■ **WORK TO BE COMPLETED**:
Write out the listing below exactly, and omit any images you find in it.

--- START OF RECORDS PROVIDED ---

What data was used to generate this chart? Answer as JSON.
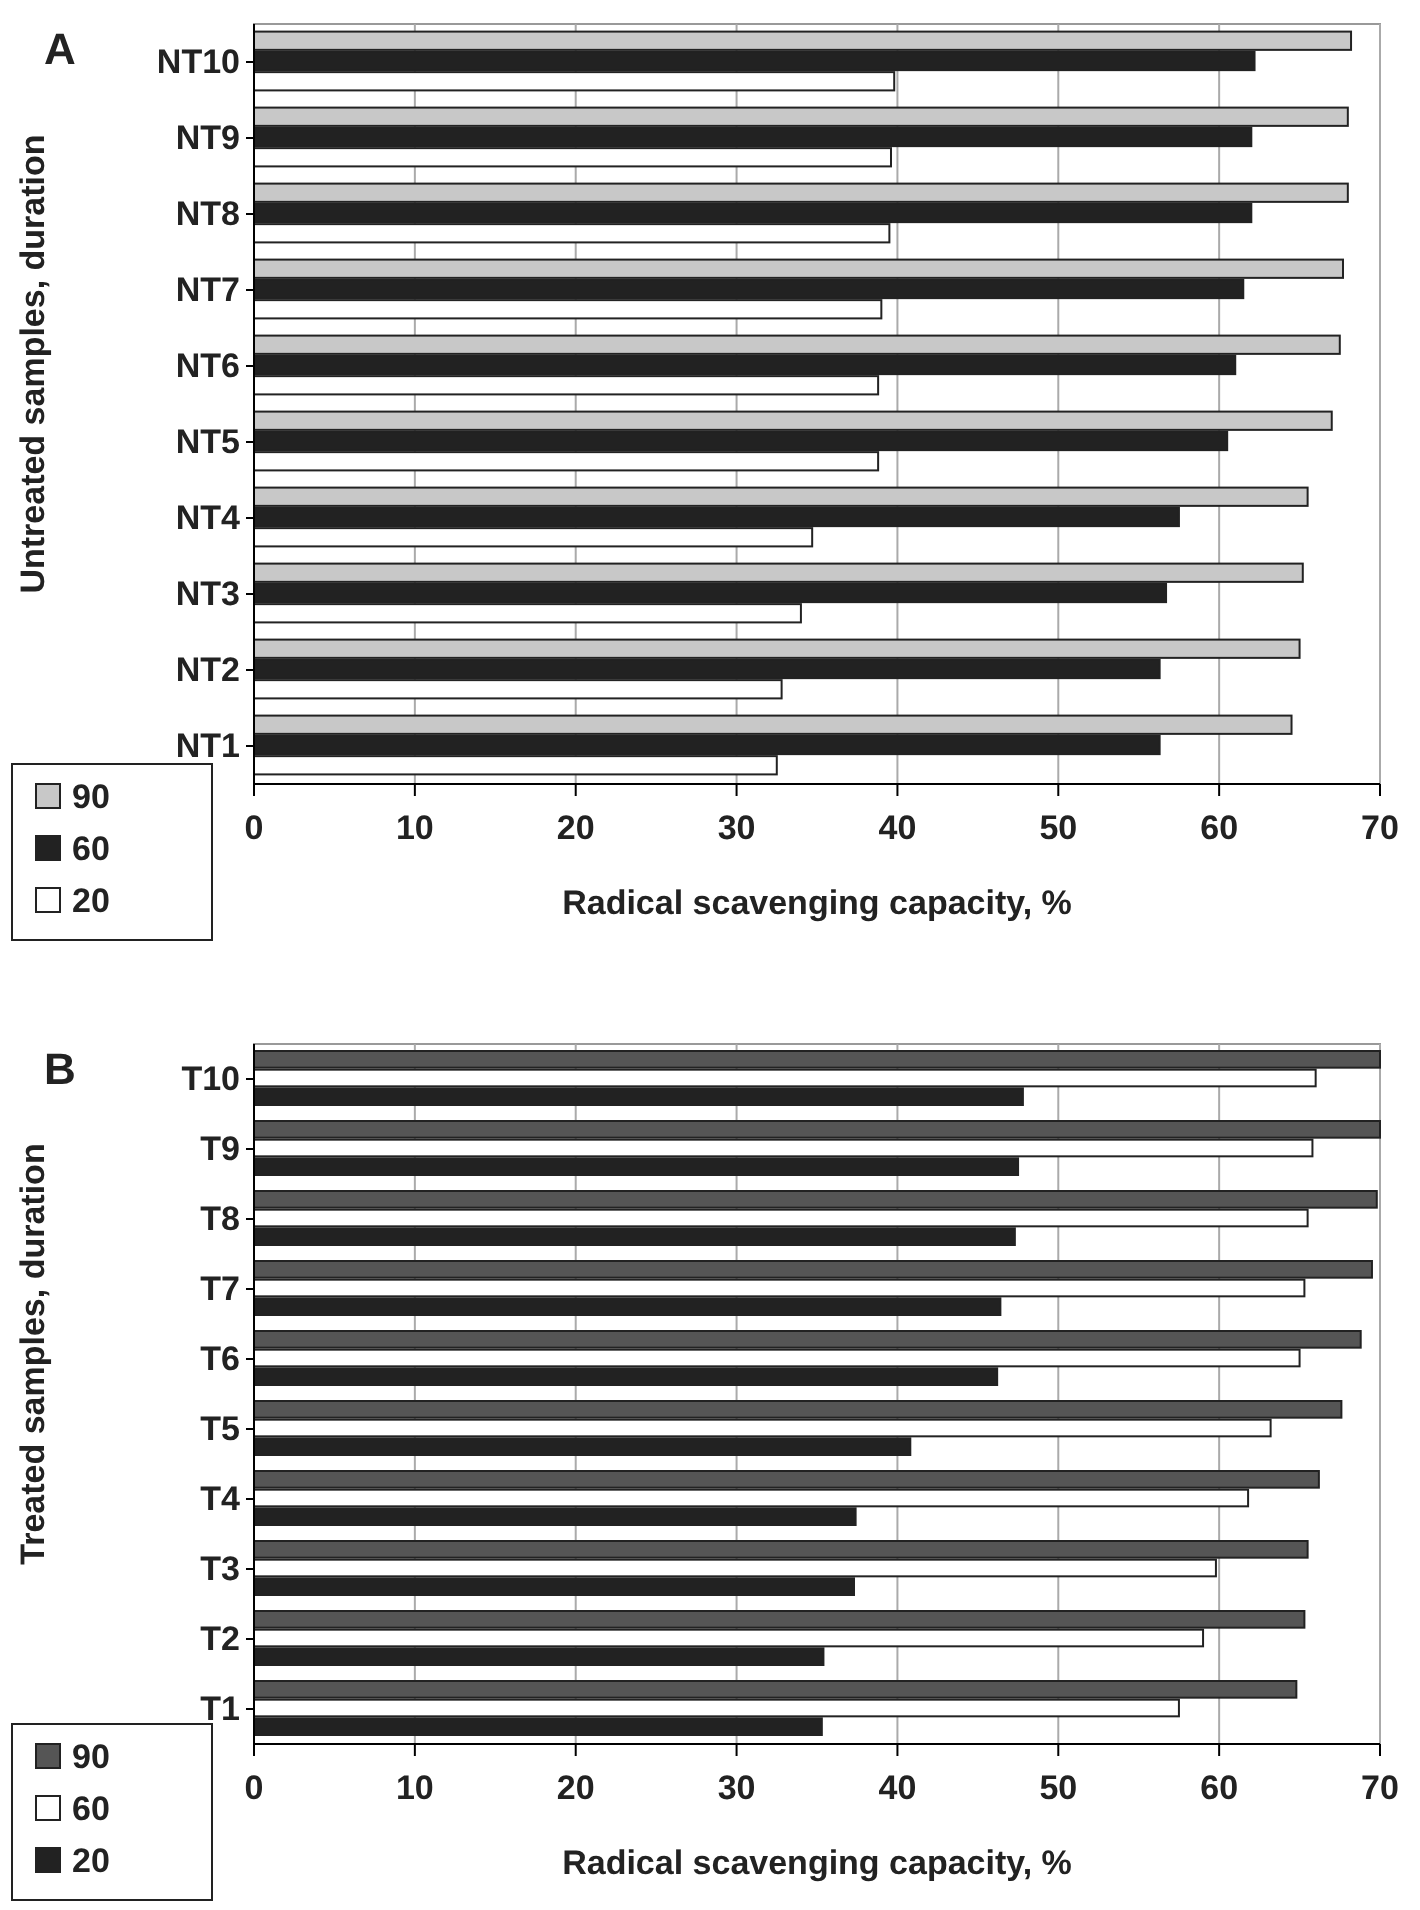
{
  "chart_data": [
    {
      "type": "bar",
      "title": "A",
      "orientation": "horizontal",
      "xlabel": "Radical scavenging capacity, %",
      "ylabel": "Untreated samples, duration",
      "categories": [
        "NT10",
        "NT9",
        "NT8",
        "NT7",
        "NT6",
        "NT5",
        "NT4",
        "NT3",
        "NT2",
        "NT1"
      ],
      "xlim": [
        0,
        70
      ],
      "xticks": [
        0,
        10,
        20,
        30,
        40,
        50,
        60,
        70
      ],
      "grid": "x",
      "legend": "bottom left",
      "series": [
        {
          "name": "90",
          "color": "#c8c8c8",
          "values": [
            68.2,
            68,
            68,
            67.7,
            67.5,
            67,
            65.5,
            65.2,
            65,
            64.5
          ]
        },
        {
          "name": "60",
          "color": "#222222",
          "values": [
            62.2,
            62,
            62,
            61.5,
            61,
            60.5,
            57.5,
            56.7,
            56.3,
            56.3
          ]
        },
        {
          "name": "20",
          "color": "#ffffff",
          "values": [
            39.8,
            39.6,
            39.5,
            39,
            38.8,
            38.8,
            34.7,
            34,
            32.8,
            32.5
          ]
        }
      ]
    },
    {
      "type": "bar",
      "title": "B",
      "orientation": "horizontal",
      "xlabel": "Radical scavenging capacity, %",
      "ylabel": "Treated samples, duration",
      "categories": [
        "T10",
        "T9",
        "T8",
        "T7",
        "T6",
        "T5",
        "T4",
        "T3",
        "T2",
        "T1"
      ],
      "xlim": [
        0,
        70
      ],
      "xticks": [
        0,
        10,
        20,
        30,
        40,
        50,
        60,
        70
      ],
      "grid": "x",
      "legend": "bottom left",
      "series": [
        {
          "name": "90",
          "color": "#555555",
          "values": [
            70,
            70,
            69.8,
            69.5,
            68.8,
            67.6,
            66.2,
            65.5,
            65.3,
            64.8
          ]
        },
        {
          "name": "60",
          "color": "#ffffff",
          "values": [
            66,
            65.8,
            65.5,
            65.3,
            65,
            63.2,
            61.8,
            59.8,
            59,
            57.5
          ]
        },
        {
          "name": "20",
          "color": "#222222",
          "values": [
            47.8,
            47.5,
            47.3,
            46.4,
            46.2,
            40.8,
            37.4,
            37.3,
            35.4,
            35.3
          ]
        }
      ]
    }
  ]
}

--- END OF RECORDS PROVIDED ---

■ **TASK ANSWER**:
What data was used to generate this chart? Answer as JSON.
{
  "chart_data": [
    {
      "type": "bar",
      "title": "A",
      "orientation": "horizontal",
      "xlabel": "Radical scavenging capacity, %",
      "ylabel": "Untreated samples, duration",
      "categories": [
        "NT10",
        "NT9",
        "NT8",
        "NT7",
        "NT6",
        "NT5",
        "NT4",
        "NT3",
        "NT2",
        "NT1"
      ],
      "xlim": [
        0,
        70
      ],
      "xticks": [
        0,
        10,
        20,
        30,
        40,
        50,
        60,
        70
      ],
      "grid": "x",
      "legend": "bottom left",
      "series": [
        {
          "name": "90",
          "color": "#c8c8c8",
          "values": [
            68.2,
            68,
            68,
            67.7,
            67.5,
            67,
            65.5,
            65.2,
            65,
            64.5
          ]
        },
        {
          "name": "60",
          "color": "#222222",
          "values": [
            62.2,
            62,
            62,
            61.5,
            61,
            60.5,
            57.5,
            56.7,
            56.3,
            56.3
          ]
        },
        {
          "name": "20",
          "color": "#ffffff",
          "values": [
            39.8,
            39.6,
            39.5,
            39,
            38.8,
            38.8,
            34.7,
            34,
            32.8,
            32.5
          ]
        }
      ]
    },
    {
      "type": "bar",
      "title": "B",
      "orientation": "horizontal",
      "xlabel": "Radical scavenging capacity, %",
      "ylabel": "Treated samples, duration",
      "categories": [
        "T10",
        "T9",
        "T8",
        "T7",
        "T6",
        "T5",
        "T4",
        "T3",
        "T2",
        "T1"
      ],
      "xlim": [
        0,
        70
      ],
      "xticks": [
        0,
        10,
        20,
        30,
        40,
        50,
        60,
        70
      ],
      "grid": "x",
      "legend": "bottom left",
      "series": [
        {
          "name": "90",
          "color": "#555555",
          "values": [
            70,
            70,
            69.8,
            69.5,
            68.8,
            67.6,
            66.2,
            65.5,
            65.3,
            64.8
          ]
        },
        {
          "name": "60",
          "color": "#ffffff",
          "values": [
            66,
            65.8,
            65.5,
            65.3,
            65,
            63.2,
            61.8,
            59.8,
            59,
            57.5
          ]
        },
        {
          "name": "20",
          "color": "#222222",
          "values": [
            47.8,
            47.5,
            47.3,
            46.4,
            46.2,
            40.8,
            37.4,
            37.3,
            35.4,
            35.3
          ]
        }
      ]
    }
  ]
}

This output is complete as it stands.